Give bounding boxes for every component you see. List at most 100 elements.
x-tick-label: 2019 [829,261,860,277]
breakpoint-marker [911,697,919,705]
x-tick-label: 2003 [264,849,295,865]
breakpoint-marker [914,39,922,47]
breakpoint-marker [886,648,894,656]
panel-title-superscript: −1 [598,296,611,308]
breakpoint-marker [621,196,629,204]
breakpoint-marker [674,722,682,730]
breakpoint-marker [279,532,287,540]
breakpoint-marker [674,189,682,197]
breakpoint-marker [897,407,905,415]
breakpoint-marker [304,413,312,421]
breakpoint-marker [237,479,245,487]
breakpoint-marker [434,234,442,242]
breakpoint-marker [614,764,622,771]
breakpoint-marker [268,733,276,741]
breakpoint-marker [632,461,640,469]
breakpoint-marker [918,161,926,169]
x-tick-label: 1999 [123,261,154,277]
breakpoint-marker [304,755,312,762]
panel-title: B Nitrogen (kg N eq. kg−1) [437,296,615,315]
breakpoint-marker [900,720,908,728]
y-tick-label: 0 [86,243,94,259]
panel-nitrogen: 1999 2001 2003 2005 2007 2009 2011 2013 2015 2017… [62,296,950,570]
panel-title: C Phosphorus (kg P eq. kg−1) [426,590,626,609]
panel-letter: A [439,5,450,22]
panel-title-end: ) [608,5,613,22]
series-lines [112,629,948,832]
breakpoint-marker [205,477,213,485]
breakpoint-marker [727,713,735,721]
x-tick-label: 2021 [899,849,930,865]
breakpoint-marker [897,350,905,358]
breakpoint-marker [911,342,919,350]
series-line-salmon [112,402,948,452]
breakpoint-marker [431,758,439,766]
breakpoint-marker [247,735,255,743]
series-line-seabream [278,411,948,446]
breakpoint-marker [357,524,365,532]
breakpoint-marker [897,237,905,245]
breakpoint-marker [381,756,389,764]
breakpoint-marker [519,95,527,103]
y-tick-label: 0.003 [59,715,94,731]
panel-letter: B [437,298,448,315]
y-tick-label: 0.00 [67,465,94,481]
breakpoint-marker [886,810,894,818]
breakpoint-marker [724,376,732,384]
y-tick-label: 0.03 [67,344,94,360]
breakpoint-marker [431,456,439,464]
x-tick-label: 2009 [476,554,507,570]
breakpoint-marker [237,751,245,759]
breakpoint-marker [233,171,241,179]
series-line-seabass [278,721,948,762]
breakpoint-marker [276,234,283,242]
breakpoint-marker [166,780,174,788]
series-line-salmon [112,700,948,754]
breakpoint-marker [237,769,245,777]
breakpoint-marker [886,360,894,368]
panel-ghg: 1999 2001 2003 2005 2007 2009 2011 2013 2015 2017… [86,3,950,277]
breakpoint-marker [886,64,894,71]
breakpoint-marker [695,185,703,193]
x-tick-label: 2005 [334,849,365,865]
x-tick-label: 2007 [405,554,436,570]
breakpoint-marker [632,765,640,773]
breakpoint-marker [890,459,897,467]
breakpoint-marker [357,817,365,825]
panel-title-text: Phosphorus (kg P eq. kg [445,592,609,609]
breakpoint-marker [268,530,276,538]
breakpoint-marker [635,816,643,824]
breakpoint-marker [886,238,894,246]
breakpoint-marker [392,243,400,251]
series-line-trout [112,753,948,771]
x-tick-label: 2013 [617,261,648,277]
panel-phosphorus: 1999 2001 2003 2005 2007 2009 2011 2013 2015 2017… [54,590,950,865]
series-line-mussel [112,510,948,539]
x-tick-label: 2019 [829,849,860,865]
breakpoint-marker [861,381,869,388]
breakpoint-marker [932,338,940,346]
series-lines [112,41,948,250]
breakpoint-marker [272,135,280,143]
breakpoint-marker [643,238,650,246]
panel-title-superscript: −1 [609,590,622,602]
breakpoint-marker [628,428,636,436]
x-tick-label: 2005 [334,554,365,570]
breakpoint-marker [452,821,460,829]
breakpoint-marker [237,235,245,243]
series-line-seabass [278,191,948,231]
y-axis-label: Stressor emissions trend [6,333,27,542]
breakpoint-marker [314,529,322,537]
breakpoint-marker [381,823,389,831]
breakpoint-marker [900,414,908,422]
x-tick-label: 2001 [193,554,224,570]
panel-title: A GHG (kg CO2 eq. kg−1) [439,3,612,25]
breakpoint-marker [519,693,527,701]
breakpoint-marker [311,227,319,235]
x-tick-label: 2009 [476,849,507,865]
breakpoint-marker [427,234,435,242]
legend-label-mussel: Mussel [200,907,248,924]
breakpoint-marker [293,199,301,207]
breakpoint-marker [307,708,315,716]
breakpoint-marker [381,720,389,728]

==

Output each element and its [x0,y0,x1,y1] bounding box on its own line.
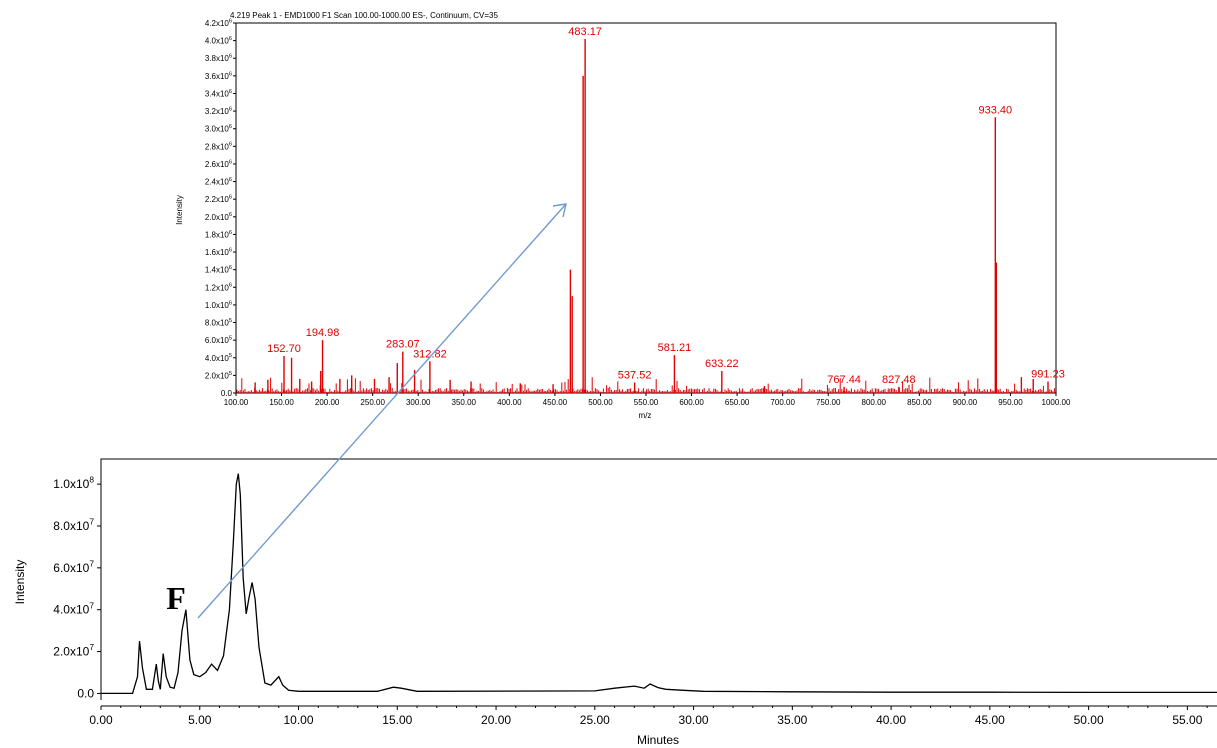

#### Exercise aim:
From the data above, extract each line in which the string "panel" appears.

#### Output for this task:
panel-title-superscript: −1 [598,296,611,308]
panel-title: B Nitrogen (kg N eq. kg−1) [437,296,615,315]
panel-nitrogen: 1999 2001 2003 2005 2007 2009 2011 2013 2015 2017… [62,296,950,570]
panel-title: C Phosphorus (kg P eq. kg−1) [426,590,626,609]
panel-letter: A [439,5,450,22]
panel-title-end: ) [608,5,613,22]
panel-letter: B [437,298,448,315]
panel-ghg: 1999 2001 2003 2005 2007 2009 2011 2013 2015 2017… [86,3,950,277]
panel-title-text: Phosphorus (kg P eq. kg [445,592,609,609]
panel-phosphorus: 1999 2001 2003 2005 2007 2009 2011 2013 2015 2017… [54,590,950,865]
panel-title-superscript: −1 [609,590,622,602]
panel-title: A GHG (kg CO2 eq. kg−1) [439,3,612,25]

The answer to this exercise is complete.